◆ **Given exercise**: Retype all the entries word for word, but omit the pictures.

◆ **Recorded data**:
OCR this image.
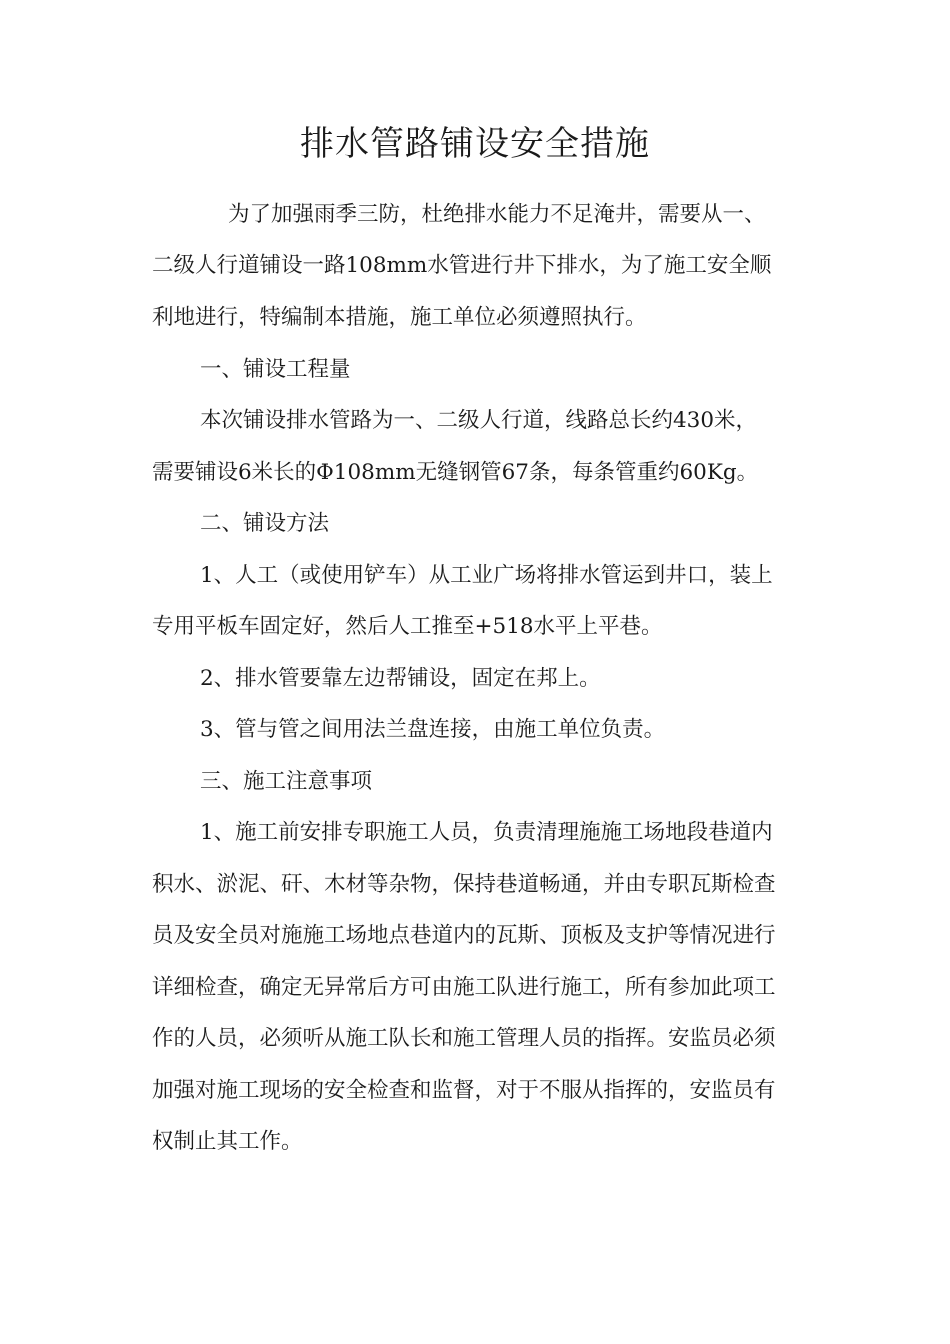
排水管路铺设安全措施

为了加强雨季三防，杜绝排水能力不足淹井，需要从一、

二级人行道铺设一路108mm水管进行井下排水，为了施工安全顺

利地进行，特编制本措施，施工单位必须遵照执行。

一、铺设工程量

本次铺设排水管路为一、二级人行道，线路总长约430米，

需要铺设6米长的Φ108mm无缝钢管67条，每条管重约60Kg。

二、铺设方法

1、人工（或使用铲车）从工业广场将排水管运到井口，装上

专用平板车固定好，然后人工推至+518水平上平巷。

2、排水管要靠左边帮铺设，固定在邦上。

3、管与管之间用法兰盘连接，由施工单位负责。

三、施工注意事项

1、施工前安排专职施工人员，负责清理施施工场地段巷道内

积水、淤泥、矸、木材等杂物，保持巷道畅通，并由专职瓦斯检查

员及安全员对施施工场地点巷道内的瓦斯、顶板及支护等情况进行

详细检查，确定无异常后方可由施工队进行施工，所有参加此项工

作的人员，必须听从施工队长和施工管理人员的指挥。安监员必须

加强对施工现场的安全检查和监督，对于不服从指挥的，安监员有

权制止其工作。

◆ **Solved problem**:
OCR this image.
排水管路铺设安全措施

为了加强雨季三防，杜绝排水能力不足淹井，需要从一、

二级人行道铺设一路108mm水管进行井下排水，为了施工安全顺

利地进行，特编制本措施，施工单位必须遵照执行。

一、铺设工程量

本次铺设排水管路为一、二级人行道，线路总长约430米，

需要铺设6米长的Φ108mm无缝钢管67条，每条管重约60Kg。

二、铺设方法

1、人工（或使用铲车）从工业广场将排水管运到井口，装上

专用平板车固定好，然后人工推至+518水平上平巷。

2、排水管要靠左边帮铺设，固定在邦上。

3、管与管之间用法兰盘连接，由施工单位负责。

三、施工注意事项

1、施工前安排专职施工人员，负责清理施施工场地段巷道内

积水、淤泥、矸、木材等杂物，保持巷道畅通，并由专职瓦斯检查

员及安全员对施施工场地点巷道内的瓦斯、顶板及支护等情况进行

详细检查，确定无异常后方可由施工队进行施工，所有参加此项工

作的人员，必须听从施工队长和施工管理人员的指挥。安监员必须

加强对施工现场的安全检查和监督，对于不服从指挥的，安监员有

权制止其工作。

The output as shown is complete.